_What to work on:_
Transcribe each record exactly. Include every one.
* BEGIN Dataset entries *
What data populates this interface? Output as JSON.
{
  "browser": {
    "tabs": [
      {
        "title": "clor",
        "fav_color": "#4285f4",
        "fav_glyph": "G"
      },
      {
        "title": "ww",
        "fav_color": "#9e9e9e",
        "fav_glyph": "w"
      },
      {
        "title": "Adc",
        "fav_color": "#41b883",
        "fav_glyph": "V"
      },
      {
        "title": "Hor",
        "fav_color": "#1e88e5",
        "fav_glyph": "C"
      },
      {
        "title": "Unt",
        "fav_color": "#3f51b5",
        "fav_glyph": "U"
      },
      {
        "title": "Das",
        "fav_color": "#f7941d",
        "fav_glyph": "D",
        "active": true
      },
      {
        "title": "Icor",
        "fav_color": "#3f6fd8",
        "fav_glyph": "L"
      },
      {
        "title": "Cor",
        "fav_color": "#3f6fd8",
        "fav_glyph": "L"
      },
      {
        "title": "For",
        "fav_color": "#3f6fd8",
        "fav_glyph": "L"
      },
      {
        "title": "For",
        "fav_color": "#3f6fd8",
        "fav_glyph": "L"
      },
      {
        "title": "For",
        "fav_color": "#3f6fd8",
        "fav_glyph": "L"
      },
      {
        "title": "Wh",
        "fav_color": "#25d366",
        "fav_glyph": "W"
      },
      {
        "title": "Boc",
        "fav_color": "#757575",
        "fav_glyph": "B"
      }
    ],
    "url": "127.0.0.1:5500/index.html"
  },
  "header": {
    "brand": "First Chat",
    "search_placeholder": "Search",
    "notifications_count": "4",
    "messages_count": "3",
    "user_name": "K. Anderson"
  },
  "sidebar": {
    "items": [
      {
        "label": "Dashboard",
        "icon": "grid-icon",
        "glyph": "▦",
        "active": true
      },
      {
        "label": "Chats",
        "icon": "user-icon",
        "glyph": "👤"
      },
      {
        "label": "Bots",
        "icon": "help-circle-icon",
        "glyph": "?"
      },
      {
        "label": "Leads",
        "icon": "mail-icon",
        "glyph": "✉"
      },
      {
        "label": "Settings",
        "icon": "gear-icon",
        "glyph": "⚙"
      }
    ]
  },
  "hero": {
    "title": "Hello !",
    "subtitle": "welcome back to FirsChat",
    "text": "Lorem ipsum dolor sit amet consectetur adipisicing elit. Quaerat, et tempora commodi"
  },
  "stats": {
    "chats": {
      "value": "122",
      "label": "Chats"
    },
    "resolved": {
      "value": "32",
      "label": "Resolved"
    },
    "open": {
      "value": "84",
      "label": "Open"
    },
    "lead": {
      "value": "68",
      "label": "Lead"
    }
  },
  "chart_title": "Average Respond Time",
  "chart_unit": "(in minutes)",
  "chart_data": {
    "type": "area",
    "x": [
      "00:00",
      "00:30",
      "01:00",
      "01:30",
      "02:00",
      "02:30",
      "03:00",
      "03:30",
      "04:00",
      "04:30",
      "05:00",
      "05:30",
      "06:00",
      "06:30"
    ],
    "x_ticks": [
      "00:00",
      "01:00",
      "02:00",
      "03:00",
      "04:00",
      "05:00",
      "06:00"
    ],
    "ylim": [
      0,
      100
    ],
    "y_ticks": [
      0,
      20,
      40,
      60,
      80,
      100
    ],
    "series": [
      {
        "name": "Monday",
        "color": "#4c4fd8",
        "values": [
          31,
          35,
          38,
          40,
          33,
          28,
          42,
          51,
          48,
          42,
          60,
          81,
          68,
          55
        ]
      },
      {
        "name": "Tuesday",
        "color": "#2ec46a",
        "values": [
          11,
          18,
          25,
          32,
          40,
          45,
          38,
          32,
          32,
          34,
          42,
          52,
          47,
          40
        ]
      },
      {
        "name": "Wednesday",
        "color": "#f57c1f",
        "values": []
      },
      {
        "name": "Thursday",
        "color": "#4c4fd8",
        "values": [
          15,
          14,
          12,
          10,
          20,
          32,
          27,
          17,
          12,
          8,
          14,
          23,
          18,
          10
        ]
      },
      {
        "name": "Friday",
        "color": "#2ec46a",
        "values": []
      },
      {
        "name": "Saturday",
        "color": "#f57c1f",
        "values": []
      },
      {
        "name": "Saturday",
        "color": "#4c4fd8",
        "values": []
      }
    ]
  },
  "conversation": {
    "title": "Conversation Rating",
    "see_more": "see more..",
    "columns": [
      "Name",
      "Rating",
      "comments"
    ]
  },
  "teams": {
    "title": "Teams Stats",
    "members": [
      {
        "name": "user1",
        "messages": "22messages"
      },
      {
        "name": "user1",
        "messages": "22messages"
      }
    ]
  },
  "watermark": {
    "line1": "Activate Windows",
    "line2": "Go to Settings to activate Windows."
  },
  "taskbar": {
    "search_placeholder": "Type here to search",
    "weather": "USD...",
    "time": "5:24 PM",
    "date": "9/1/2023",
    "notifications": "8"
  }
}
* END Dataset entries *
_Solution:_
What data populates this interface? Output as JSON.
{
  "browser": {
    "tabs": [
      {
        "title": "clor",
        "fav_color": "#4285f4",
        "fav_glyph": "G"
      },
      {
        "title": "ww",
        "fav_color": "#9e9e9e",
        "fav_glyph": "w"
      },
      {
        "title": "Adc",
        "fav_color": "#41b883",
        "fav_glyph": "V"
      },
      {
        "title": "Hor",
        "fav_color": "#1e88e5",
        "fav_glyph": "C"
      },
      {
        "title": "Unt",
        "fav_color": "#3f51b5",
        "fav_glyph": "U"
      },
      {
        "title": "Das",
        "fav_color": "#f7941d",
        "fav_glyph": "D",
        "active": true
      },
      {
        "title": "Icor",
        "fav_color": "#3f6fd8",
        "fav_glyph": "L"
      },
      {
        "title": "Cor",
        "fav_color": "#3f6fd8",
        "fav_glyph": "L"
      },
      {
        "title": "For",
        "fav_color": "#3f6fd8",
        "fav_glyph": "L"
      },
      {
        "title": "For",
        "fav_color": "#3f6fd8",
        "fav_glyph": "L"
      },
      {
        "title": "For",
        "fav_color": "#3f6fd8",
        "fav_glyph": "L"
      },
      {
        "title": "Wh",
        "fav_color": "#25d366",
        "fav_glyph": "W"
      },
      {
        "title": "Boc",
        "fav_color": "#757575",
        "fav_glyph": "B"
      }
    ],
    "url": "127.0.0.1:5500/index.html"
  },
  "header": {
    "brand": "First Chat",
    "search_placeholder": "Search",
    "notifications_count": "4",
    "messages_count": "3",
    "user_name": "K. Anderson"
  },
  "sidebar": {
    "items": [
      {
        "label": "Dashboard",
        "icon": "grid-icon",
        "glyph": "▦",
        "active": true
      },
      {
        "label": "Chats",
        "icon": "user-icon",
        "glyph": "👤"
      },
      {
        "label": "Bots",
        "icon": "help-circle-icon",
        "glyph": "?"
      },
      {
        "label": "Leads",
        "icon": "mail-icon",
        "glyph": "✉"
      },
      {
        "label": "Settings",
        "icon": "gear-icon",
        "glyph": "⚙"
      }
    ]
  },
  "hero": {
    "title": "Hello !",
    "subtitle": "welcome back to FirsChat",
    "text": "Lorem ipsum dolor sit amet consectetur adipisicing elit. Quaerat, et tempora commodi"
  },
  "stats": {
    "chats": {
      "value": "122",
      "label": "Chats"
    },
    "resolved": {
      "value": "32",
      "label": "Resolved"
    },
    "open": {
      "value": "84",
      "label": "Open"
    },
    "lead": {
      "value": "68",
      "label": "Lead"
    }
  },
  "chart_title": "Average Respond Time",
  "chart_unit": "(in minutes)",
  "chart_data": {
    "type": "area",
    "x": [
      "00:00",
      "00:30",
      "01:00",
      "01:30",
      "02:00",
      "02:30",
      "03:00",
      "03:30",
      "04:00",
      "04:30",
      "05:00",
      "05:30",
      "06:00",
      "06:30"
    ],
    "x_ticks": [
      "00:00",
      "01:00",
      "02:00",
      "03:00",
      "04:00",
      "05:00",
      "06:00"
    ],
    "ylim": [
      0,
      100
    ],
    "y_ticks": [
      0,
      20,
      40,
      60,
      80,
      100
    ],
    "series": [
      {
        "name": "Monday",
        "color": "#4c4fd8",
        "values": [
          31,
          35,
          38,
          40,
          33,
          28,
          42,
          51,
          48,
          42,
          60,
          81,
          68,
          55
        ]
      },
      {
        "name": "Tuesday",
        "color": "#2ec46a",
        "values": [
          11,
          18,
          25,
          32,
          40,
          45,
          38,
          32,
          32,
          34,
          42,
          52,
          47,
          40
        ]
      },
      {
        "name": "Wednesday",
        "color": "#f57c1f",
        "values": []
      },
      {
        "name": "Thursday",
        "color": "#4c4fd8",
        "values": [
          15,
          14,
          12,
          10,
          20,
          32,
          27,
          17,
          12,
          8,
          14,
          23,
          18,
          10
        ]
      },
      {
        "name": "Friday",
        "color": "#2ec46a",
        "values": []
      },
      {
        "name": "Saturday",
        "color": "#f57c1f",
        "values": []
      },
      {
        "name": "Saturday",
        "color": "#4c4fd8",
        "values": []
      }
    ]
  },
  "conversation": {
    "title": "Conversation Rating",
    "see_more": "see more..",
    "columns": [
      "Name",
      "Rating",
      "comments"
    ]
  },
  "teams": {
    "title": "Teams Stats",
    "members": [
      {
        "name": "user1",
        "messages": "22messages"
      },
      {
        "name": "user1",
        "messages": "22messages"
      }
    ]
  },
  "watermark": {
    "line1": "Activate Windows",
    "line2": "Go to Settings to activate Windows."
  },
  "taskbar": {
    "search_placeholder": "Type here to search",
    "weather": "USD...",
    "time": "5:24 PM",
    "date": "9/1/2023",
    "notifications": "8"
  }
}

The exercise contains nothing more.